▶ [Aufgabe A] Ändere in den Zeilen der Rohdaten, vom Anfang bis einschließlich der Zeile mit „checkbox-icon [551,321,564,335]“, jedes „interactable“ in „clickable“. Gib nur diese Zeilen wieder und lass alles Übrige unverändert.

▶ [Seite]

# # # #

Gut, aber das muß jeder selbst wissen ob er/sie die Nerven dazu hat.
Praktisch wäre es natürlich wenn eine Rechtschutzversicherung das Risiko übernehmen würde.


----------



## Reducal (6 August 2012)

Hat schon mal wer die Buttonlösung bei kurz-mal-weg.de geprüft? Dort heißt es nämlich heute zuerst 
 und dann nach der Datenangabe . So hat sich das der Gesetzgeber womöglich nicht vorgestellt.


----------



## Urlaub34e (13 August 2012)

Hallo,

ich hatte auch massive Probleme vor einer Woche mit Kurz-Mal-Weg.de. Ich wollte bei denen eine Buchung durchführen, doch dann ging ein Fenster auf, in welchem meine Kreditkartendaten eingetragen werden sollten. Da ich keine Kreditkarte habe und ich dieses Fenster auch nicht umgehen konnte, bzw. eine Auswahl Überweisung oder Rechnung möglich war, habe ich den Vorgang abgebrochen. Ich habe dann telefonisch direkt im Hotel gebucht. Einen Tag später kam eine Buchungsbestätigung von kurz-mal-weg.de. Das war ein Theater! Ich habe denen mehrfach erklärt, dass ich die Buchung gar nicht abschließen konnte und daraufhin direkt im Hotel gebucht habe. Die wollten dann eine Stornogebühr von mir in eine unglaublichen Höhe. Das Hotel hatte die Zweite Buchung ganz unkompliziert kostenfrei storniert.
Das ist einfach Abzocke. Mein Anwalt ist eingeschaltet und ich finde das ist einfach nur versuchter Betrug und dagegen muss man als Verbraucher auch vorgehen. Sicherlich zahlen einige diese Stornogebührt damit sie Ruhe haben, aber das ist der falsche Weg.


----------



## CaWa (26 August 2012)

Halli hallo,
ich bin sehr froh, dass ich dieses Forum gefunden habe, denn ich habe schon an meinem Verstand gezweifelt!!
Mir ist es auch so ergangen wie einigen von euch hier....ich bin es so gewohnt, dass ich, so lange ich den Buchungsvorgang nicht komplett abschließe, immer wieder zurück gehen kann ohne das dies Konsequenzen für mich hatte, um so erschrockener war ich,als ich die Buchungsbestätigung von kmw.de hatte und zur Zahlung aufgefordert wurde..Nachdem ich dem Anbieter schriftlich mitgeteilt hatte,dass ich keine Reise gebucht hatte, bekam ich eine Rückmail "

# # # #

(Rohdaten)
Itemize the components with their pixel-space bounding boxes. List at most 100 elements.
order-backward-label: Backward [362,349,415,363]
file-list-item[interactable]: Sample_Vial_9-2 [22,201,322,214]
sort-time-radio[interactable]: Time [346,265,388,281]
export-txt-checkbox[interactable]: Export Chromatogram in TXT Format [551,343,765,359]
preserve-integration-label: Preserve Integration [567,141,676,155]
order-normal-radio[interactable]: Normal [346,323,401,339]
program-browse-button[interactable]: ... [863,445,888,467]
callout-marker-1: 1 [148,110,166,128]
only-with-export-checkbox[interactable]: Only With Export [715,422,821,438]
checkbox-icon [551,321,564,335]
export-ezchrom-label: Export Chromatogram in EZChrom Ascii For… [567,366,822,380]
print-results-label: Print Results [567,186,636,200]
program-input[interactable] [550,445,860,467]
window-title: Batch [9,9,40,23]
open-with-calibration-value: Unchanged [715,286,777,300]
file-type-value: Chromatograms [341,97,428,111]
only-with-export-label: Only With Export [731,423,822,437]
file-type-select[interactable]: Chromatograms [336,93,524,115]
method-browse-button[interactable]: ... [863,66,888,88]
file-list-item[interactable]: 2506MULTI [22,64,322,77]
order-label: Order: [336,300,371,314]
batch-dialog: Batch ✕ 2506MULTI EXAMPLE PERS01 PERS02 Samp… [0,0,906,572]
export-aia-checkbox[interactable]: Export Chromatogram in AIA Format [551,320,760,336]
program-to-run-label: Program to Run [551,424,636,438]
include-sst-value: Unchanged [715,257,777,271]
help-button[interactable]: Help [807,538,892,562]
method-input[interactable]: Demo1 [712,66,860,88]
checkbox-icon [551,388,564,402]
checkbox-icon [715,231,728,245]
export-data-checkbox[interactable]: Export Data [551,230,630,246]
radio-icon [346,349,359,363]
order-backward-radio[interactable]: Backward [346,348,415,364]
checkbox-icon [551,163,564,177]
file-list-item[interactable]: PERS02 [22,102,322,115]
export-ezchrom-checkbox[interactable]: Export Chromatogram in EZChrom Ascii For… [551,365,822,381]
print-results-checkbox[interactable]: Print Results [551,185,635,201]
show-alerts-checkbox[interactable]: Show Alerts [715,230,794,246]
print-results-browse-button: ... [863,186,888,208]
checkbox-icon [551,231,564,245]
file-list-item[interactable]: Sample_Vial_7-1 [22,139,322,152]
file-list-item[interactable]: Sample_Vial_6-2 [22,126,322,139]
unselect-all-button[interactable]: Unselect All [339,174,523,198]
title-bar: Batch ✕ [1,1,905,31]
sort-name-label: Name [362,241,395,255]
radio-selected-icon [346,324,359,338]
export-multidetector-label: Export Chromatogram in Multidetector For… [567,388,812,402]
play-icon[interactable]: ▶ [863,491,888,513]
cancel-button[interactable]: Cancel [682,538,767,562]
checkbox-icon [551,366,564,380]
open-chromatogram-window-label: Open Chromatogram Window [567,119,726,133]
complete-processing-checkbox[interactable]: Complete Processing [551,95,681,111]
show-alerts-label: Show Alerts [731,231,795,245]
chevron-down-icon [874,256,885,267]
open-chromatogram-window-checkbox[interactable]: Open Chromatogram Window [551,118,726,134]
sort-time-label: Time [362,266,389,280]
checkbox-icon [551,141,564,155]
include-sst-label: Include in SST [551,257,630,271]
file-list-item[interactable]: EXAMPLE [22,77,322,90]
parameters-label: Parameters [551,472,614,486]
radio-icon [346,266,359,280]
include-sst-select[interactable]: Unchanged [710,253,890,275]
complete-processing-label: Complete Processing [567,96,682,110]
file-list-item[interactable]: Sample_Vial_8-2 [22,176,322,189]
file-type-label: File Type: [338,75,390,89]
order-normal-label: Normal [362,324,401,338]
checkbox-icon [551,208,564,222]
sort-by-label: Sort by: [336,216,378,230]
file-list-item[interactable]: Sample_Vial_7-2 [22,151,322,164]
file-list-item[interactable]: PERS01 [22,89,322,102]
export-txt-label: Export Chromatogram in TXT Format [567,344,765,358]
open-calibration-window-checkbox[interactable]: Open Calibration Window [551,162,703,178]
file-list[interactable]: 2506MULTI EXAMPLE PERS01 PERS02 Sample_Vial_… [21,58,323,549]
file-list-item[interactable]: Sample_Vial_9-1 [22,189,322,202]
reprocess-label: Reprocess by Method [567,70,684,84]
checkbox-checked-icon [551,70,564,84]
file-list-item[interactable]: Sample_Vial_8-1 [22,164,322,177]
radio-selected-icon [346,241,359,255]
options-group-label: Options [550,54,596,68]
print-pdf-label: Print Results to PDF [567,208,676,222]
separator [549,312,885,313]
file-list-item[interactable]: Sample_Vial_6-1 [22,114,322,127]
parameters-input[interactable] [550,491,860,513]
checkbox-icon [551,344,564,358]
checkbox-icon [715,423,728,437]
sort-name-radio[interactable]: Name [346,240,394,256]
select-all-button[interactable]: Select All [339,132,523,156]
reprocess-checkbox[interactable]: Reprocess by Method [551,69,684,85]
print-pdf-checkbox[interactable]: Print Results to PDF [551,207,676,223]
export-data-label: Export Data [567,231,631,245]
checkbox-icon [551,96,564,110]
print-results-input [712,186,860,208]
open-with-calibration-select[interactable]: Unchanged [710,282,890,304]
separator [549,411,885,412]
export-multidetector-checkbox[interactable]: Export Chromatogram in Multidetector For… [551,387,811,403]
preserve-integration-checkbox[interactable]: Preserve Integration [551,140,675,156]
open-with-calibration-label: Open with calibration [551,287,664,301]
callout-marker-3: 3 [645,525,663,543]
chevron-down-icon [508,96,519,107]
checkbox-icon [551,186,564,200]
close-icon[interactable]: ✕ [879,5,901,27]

# # # #

▶ [Aufgabe B] Warum brach Urlaub34e laut dem Forumsthread zu kurz-mal-weg.de den Buchungsvorgang ab? Antworte in ein bis drei Sätzen.

▶ [Richtige Ausgabe A]
Itemize the components with their pixel-space bounding boxes. List at most 100 elements.
order-backward-label: Backward [362,349,415,363]
file-list-item[clickable]: Sample_Vial_9-2 [22,201,322,214]
sort-time-radio[clickable]: Time [346,265,388,281]
export-txt-checkbox[clickable]: Export Chromatogram in TXT Format [551,343,765,359]
preserve-integration-label: Preserve Integration [567,141,676,155]
order-normal-radio[clickable]: Normal [346,323,401,339]
program-browse-button[clickable]: ... [863,445,888,467]
callout-marker-1: 1 [148,110,166,128]
only-with-export-checkbox[clickable]: Only With Export [715,422,821,438]
checkbox-icon [551,321,564,335]

▶ [Richtige Ausgabe B] Beim Buchen öffnete sich ein Fenster, in das Kreditkartendaten eingetragen werden sollten. Urlaub34e hat keine Kreditkarte und konnte dieses Fenster nicht umgehen, deshalb wurde der Vorgang abgebrochen.